Set exercise 1: In the piece on social engineering, what show does the writer say they are currently watching with their cats?

Source passage:
•••••
Social Engineering, Or The Benefits Of Not Having Friends
Bob Sampson
CCISO CISSP CISM CGEIT Cyber security specialist, helping businesses achieve a more secure future. Talks about threats, risks, vulnerabilities and protective measures.
Friends are great. Without them, your parties lack a certain vibrancy, drinks rarely appear without request when you’re at the pub and your social calendar tends to sync more with your cat than other humans (my cats and I are watching Broadchurch together at the moment). On the other hand, without friends, you’ve fewer weddings to worry about going to, buying a round is pretty cheap and fewer people inadvertently try to help steal your money.
“How dare you call my friends thieves” I hear you cry aggrieved (well I would, if I had any friends). Well, you have the joys of the Internet to thank for it, and more specifically, Facebook. Facebook bridges a great chasm where our increasingly hectic professional lives are in conflict with our growing social lives. Often, we don’t have the time to catch up face to face with friends so we link up with them on Facebook and post pictures of the kids growing up or the new cat or whatever. It’s a wonderful tool for keeping alive those social bonds that might otherwise wither through neglect.
Facebook (FB going forward for ease), however, comes with a wide range of associated threats. Let’s gloss over the notion of not setting your privacy tight enough to stop pictures of your home being visible to all and sundry (oh, look at that lovely 60” TV and those iPads just laying around), although it is a serious concern in its own right, and let’s look at these threats from your friends.
•••••
Stored data:

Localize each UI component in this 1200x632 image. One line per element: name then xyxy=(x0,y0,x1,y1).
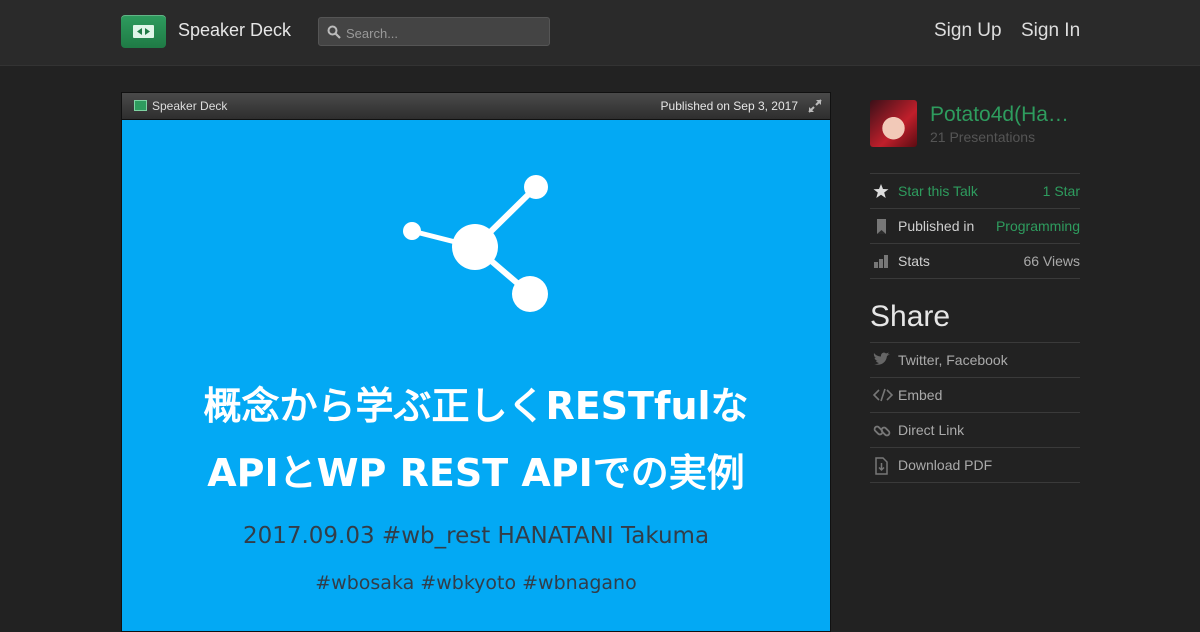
embed-label[interactable]: Embed xyxy=(898,387,942,403)
star-icon xyxy=(873,184,889,198)
embed-row[interactable]: Embed xyxy=(870,377,1080,412)
current-slide[interactable]: 概念から学ぶ正しくRESTfulな APIとWP REST APIでの実例 20… xyxy=(122,120,830,631)
speakerdeck-mini-icon xyxy=(134,100,147,111)
star-row[interactable]: Star this Talk 1 Star xyxy=(870,173,1080,208)
twitter-icon xyxy=(873,352,890,365)
share-heading: Share xyxy=(870,300,951,333)
view-count: 66 Views xyxy=(1023,253,1080,269)
player-toolbar: Speaker Deck Published on Sep 3, 2017 xyxy=(122,93,830,120)
stats-label: Stats xyxy=(898,253,930,269)
top-header: Speaker Deck Sign Up Sign In xyxy=(0,0,1200,66)
bar-chart-icon xyxy=(874,255,888,268)
divider xyxy=(870,278,1080,279)
author-name[interactable]: Potato4d(Ha… xyxy=(930,103,1069,127)
brand-name[interactable]: Speaker Deck xyxy=(178,20,291,41)
stats-row: Stats 66 Views xyxy=(870,243,1080,278)
share-social-label[interactable]: Twitter, Facebook xyxy=(898,352,1008,368)
author-presentation-count: 21 Presentations xyxy=(930,129,1036,145)
published-date: Published on Sep 3, 2017 xyxy=(660,99,798,113)
slide-title-line2: APIとWP REST APIでの実例 xyxy=(207,451,745,495)
sign-in-link[interactable]: Sign In xyxy=(1021,20,1080,42)
slide-title-line1: 概念から学ぶ正しくRESTfulな xyxy=(203,384,749,428)
search-box[interactable] xyxy=(318,17,550,46)
pdf-file-icon xyxy=(875,457,888,475)
published-in-row: Published in Programming xyxy=(870,208,1080,243)
network-graph-icon xyxy=(403,175,548,312)
player-brand[interactable]: Speaker Deck xyxy=(152,99,227,113)
author-avatar[interactable] xyxy=(870,100,917,147)
slide-tags: #wbosaka #wbkyoto #wbnagano xyxy=(315,572,637,594)
search-input[interactable] xyxy=(344,22,548,44)
download-pdf-label[interactable]: Download PDF xyxy=(898,457,992,473)
download-pdf-row[interactable]: Download PDF xyxy=(870,447,1080,482)
sign-up-link[interactable]: Sign Up xyxy=(934,20,1002,42)
code-icon xyxy=(873,388,893,402)
direct-link-row[interactable]: Direct Link xyxy=(870,412,1080,447)
star-label[interactable]: Star this Talk xyxy=(898,183,978,199)
star-count[interactable]: 1 Star xyxy=(1043,183,1080,199)
category-link[interactable]: Programming xyxy=(996,218,1080,234)
published-in-label: Published in xyxy=(898,218,975,234)
divider xyxy=(870,482,1080,483)
bookmark-icon xyxy=(877,219,886,234)
search-icon xyxy=(327,25,341,39)
slide-player: Speaker Deck Published on Sep 3, 2017 概念… xyxy=(121,92,831,632)
share-social-row[interactable]: Twitter, Facebook xyxy=(870,342,1080,377)
link-icon xyxy=(873,425,891,437)
speakerdeck-logo-icon[interactable] xyxy=(121,15,166,48)
fullscreen-icon[interactable] xyxy=(808,99,822,113)
slide-subtitle: 2017.09.03 #wb_rest HANATANI Takuma xyxy=(242,523,710,549)
direct-link-label[interactable]: Direct Link xyxy=(898,422,964,438)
•••••
Set exercise 2: Turn the entries from the line containing "embed-label[interactable]: Embed xyxy=(898,387,942,403)" down to the line containing "view-count: 66 Views xyxy=(1023,253,1080,269)" into a Markdown table with columns n and Line, numbering each row and leaving out blank lines.

Right answer 1: Broadchurch

Right answer 2:
| n | Line |
|---|---|
| 1 | embed-label[interactable]: Embed xyxy=(898,387,942,403) |
| 2 | star-icon xyxy=(873,184,889,198) |
| 3 | embed-row[interactable]: Embed xyxy=(870,377,1080,412) |
| 4 | current-slide[interactable]: 概念から学ぶ正しくRESTfulな APIとWP REST APIでの実例 20… xyxy=(122,120,830,631) |
| 5 | speakerdeck-mini-icon xyxy=(134,100,147,111) |
| 6 | star-row[interactable]: Star this Talk 1 Star xyxy=(870,173,1080,208) |
| 7 | twitter-icon xyxy=(873,352,890,365) |
| 8 | share-heading: Share xyxy=(870,300,951,333) |
| 9 | view-count: 66 Views xyxy=(1023,253,1080,269) |